• REQUIRED WORK
Please copy exactly the lines that begin with the one containing "Convert this document image to plain text." and end with the last line of the entries.

• DATA SHOWN
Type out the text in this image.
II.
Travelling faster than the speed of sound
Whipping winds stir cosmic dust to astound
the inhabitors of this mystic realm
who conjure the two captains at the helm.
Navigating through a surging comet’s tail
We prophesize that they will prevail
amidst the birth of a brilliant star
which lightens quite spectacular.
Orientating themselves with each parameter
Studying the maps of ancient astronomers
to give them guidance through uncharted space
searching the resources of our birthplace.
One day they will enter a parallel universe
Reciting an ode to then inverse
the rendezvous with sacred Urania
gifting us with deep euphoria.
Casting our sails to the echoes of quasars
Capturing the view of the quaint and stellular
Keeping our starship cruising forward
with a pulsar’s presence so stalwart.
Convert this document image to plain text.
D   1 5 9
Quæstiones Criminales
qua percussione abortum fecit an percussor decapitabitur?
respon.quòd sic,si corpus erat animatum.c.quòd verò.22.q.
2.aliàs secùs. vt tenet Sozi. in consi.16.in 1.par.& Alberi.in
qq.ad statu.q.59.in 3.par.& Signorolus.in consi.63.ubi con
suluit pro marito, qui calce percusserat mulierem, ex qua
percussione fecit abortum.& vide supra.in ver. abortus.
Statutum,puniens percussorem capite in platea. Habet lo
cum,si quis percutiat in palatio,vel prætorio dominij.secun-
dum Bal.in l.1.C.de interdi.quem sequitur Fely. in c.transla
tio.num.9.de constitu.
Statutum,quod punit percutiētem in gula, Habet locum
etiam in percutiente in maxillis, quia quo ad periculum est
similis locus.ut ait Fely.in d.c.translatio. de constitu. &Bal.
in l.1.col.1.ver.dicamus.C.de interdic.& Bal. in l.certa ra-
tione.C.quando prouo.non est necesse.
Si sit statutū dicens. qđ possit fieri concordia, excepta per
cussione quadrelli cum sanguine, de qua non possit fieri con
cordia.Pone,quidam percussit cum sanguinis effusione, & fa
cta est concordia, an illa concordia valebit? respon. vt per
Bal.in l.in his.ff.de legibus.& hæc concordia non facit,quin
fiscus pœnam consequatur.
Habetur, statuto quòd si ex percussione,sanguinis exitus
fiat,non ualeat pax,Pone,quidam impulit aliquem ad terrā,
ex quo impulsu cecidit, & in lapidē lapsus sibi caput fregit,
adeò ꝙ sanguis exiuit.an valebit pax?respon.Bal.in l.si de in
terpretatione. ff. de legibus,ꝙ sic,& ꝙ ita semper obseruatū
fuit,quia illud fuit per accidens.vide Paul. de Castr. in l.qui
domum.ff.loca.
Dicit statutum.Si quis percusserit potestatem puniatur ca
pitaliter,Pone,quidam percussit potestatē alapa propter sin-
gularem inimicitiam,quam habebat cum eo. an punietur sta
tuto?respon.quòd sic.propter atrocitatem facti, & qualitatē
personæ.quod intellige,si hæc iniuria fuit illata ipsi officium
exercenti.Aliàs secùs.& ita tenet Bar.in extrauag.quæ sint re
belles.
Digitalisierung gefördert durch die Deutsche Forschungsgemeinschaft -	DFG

• FINAL ANSWER
Convert this document image to plain text.
D   1 5 9
Quæstiones Criminales
qua percussione abortum fecit an percussor decapitabitur?
respon.quòd sic,si corpus erat animatum.c.quòd verò.22.q.
2.aliàs secùs. vt tenet Sozi. in consi.16.in 1.par.& Alberi.in
qq.ad statu.q.59.in 3.par.& Signorolus.in consi.63.ubi con
suluit pro marito, qui calce percusserat mulierem, ex qua
percussione fecit abortum.& vide supra.in ver. abortus.
Statutum,puniens percussorem capite in platea. Habet lo
cum,si quis percutiat in palatio,vel prætorio dominij.secun-
dum Bal.in l.1.C.de interdi.quem sequitur Fely. in c.transla
tio.num.9.de constitu.
Statutum,quod punit percutiētem in gula, Habet locum
etiam in percutiente in maxillis, quia quo ad periculum est
similis locus.ut ait Fely.in d.c.translatio. de constitu. &Bal.
in l.1.col.1.ver.dicamus.C.de interdic.& Bal. in l.certa ra-
tione.C.quando prouo.non est necesse.
Si sit statutū dicens. qđ possit fieri concordia, excepta per
cussione quadrelli cum sanguine, de qua non possit fieri con
cordia.Pone,quidam percussit cum sanguinis effusione, & fa
cta est concordia, an illa concordia valebit? respon. vt per
Bal.in l.in his.ff.de legibus.& hæc concordia non facit,quin
fiscus pœnam consequatur.
Habetur, statuto quòd si ex percussione,sanguinis exitus
fiat,non ualeat pax,Pone,quidam impulit aliquem ad terrā,
ex quo impulsu cecidit, & in lapidē lapsus sibi caput fregit,
adeò ꝙ sanguis exiuit.an valebit pax?respon.Bal.in l.si de in
terpretatione. ff. de legibus,ꝙ sic,& ꝙ ita semper obseruatū
fuit,quia illud fuit per accidens.vide Paul. de Castr. in l.qui
domum.ff.loca.
Dicit statutum.Si quis percusserit potestatem puniatur ca
pitaliter,Pone,quidam percussit potestatē alapa propter sin-
gularem inimicitiam,quam habebat cum eo. an punietur sta
tuto?respon.quòd sic.propter atrocitatem facti, & qualitatē
personæ.quod intellige,si hæc iniuria fuit illata ipsi officium
exercenti.Aliàs secùs.& ita tenet Bar.in extrauag.quæ sint re
belles.
Digitalisierung gefördert durch die Deutsche Forschungsgemeinschaft -	DFG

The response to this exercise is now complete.